■ **TASK GOAL**:
Copy every line from the material below that holds "JSON".

■ **INPUT MATERIAL**:
▼

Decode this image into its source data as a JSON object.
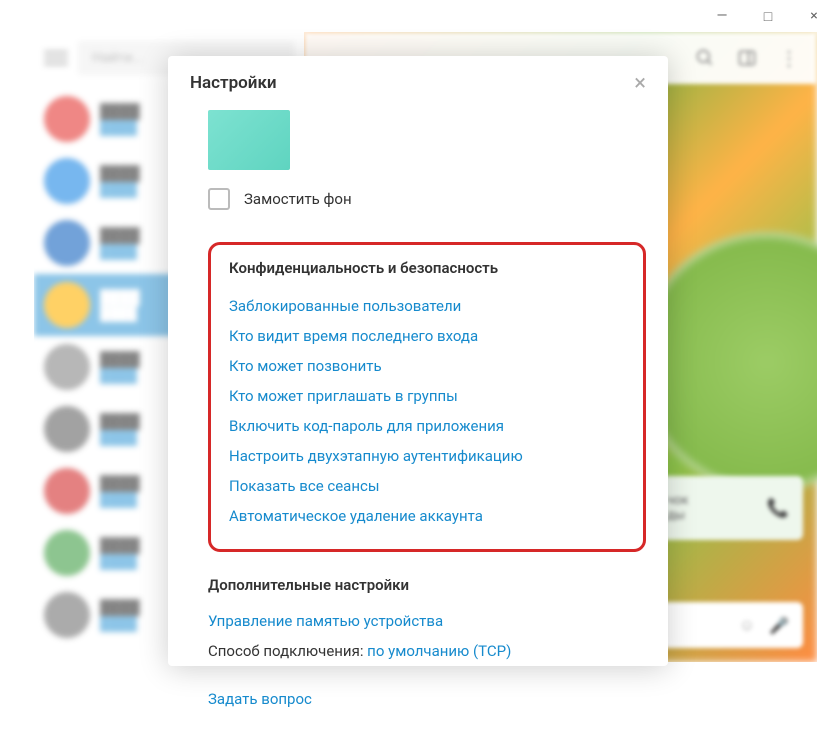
{
  "window": {
    "minimize": "—",
    "maximize": "□",
    "close": "×"
  },
  "search": {
    "placeholder": "Найти..."
  },
  "modal": {
    "title": "Настройки",
    "tile_bg_label": "Замостить фон",
    "privacy_title": "Конфиденциальность и безопасность",
    "privacy_links": [
      "Заблокированные пользователи",
      "Кто видит время последнего входа",
      "Кто может позвонить",
      "Кто может приглашать в группы",
      "Включить код-пароль для приложения",
      "Настроить двухэтапную аутентификацию",
      "Показать все сеансы",
      "Автоматическое удаление аккаунта"
    ],
    "advanced_title": "Дополнительные настройки",
    "storage_link": "Управление памятью устройства",
    "connection_label": "Способ подключения: ",
    "connection_value": "по умолчанию (TCP)",
    "ask_link": "Задать вопрос"
  },
  "call": {
    "label": "чок",
    "sub": "ды"
  },
  "chats": [
    {
      "color": "#e53935"
    },
    {
      "color": "#1e88e5"
    },
    {
      "color": "#1565c0"
    },
    {
      "color": "#ffb300",
      "active": true
    },
    {
      "color": "#888"
    },
    {
      "color": "#666"
    },
    {
      "color": "#d32f2f"
    },
    {
      "color": "#43a047"
    },
    {
      "color": "#757575"
    }
  ]
}
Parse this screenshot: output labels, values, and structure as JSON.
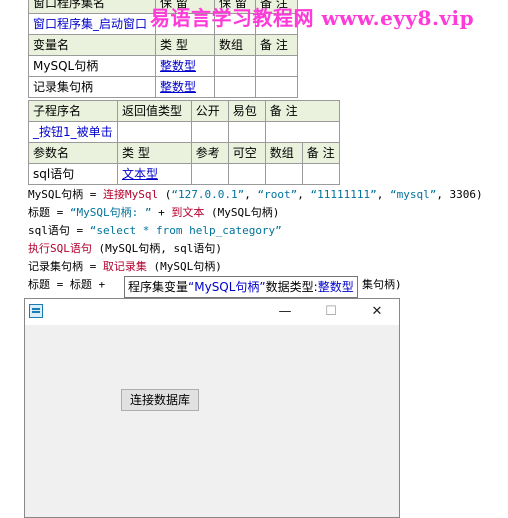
{
  "watermark": "易语言学习教程网 www.eyy8.vip",
  "table1": {
    "row0": [
      "窗口程序集名",
      "保 留",
      "保 留",
      "备 注"
    ],
    "row1": "窗口程序集_启动窗口",
    "header": [
      "变量名",
      "类 型",
      "数组",
      "备 注"
    ],
    "vars": [
      {
        "name": "MySQL句柄",
        "type": "整数型"
      },
      {
        "name": "记录集句柄",
        "type": "整数型"
      }
    ]
  },
  "table2": {
    "header": [
      "子程序名",
      "返回值类型",
      "公开",
      "易包",
      "备 注"
    ],
    "sub_name": "_按钮1_被单击",
    "param_header": [
      "参数名",
      "类 型",
      "参考",
      "可空",
      "数组",
      "备 注"
    ],
    "param": {
      "name": "sql语句",
      "type": "文本型"
    }
  },
  "code": {
    "line1": {
      "a": "MySQL句柄 = ",
      "b": "连接MySql",
      "c": " (",
      "d": "“127.0.0.1”",
      "e": ", ",
      "f": "“root”",
      "g": ", ",
      "h": "“11111111”",
      "i": ", ",
      "j": "“mysql”",
      "k": ", 3306)"
    },
    "line2": {
      "a": "标题 = ",
      "b": "“MySQL句柄: ”",
      "c": " + ",
      "d": "到文本",
      "e": " (MySQL句柄)"
    },
    "line3": {
      "a": "sql语句 = ",
      "b": "“select * from help_category”"
    },
    "line4": {
      "a": "执行SQL语句",
      "b": " (MySQL句柄, sql语句)"
    },
    "line5": {
      "a": "记录集句柄 = ",
      "b": "取记录集",
      "c": " (MySQL句柄)"
    },
    "line6": {
      "a": "标题 = 标题 + ",
      "b": "集句柄)"
    }
  },
  "tooltip": {
    "a": "程序集变量",
    "b": "“MySQL句柄”",
    "c": "数据类型:",
    "d": "整数型"
  },
  "window": {
    "minimize": "—",
    "maximize": "☐",
    "close": "✕",
    "button_label": "连接数据库"
  }
}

▲

■ **FINISHED TASK**:
Decode this image into its source data as a JSON object.
Parse this screenshot: output labels, values, and structure as JSON.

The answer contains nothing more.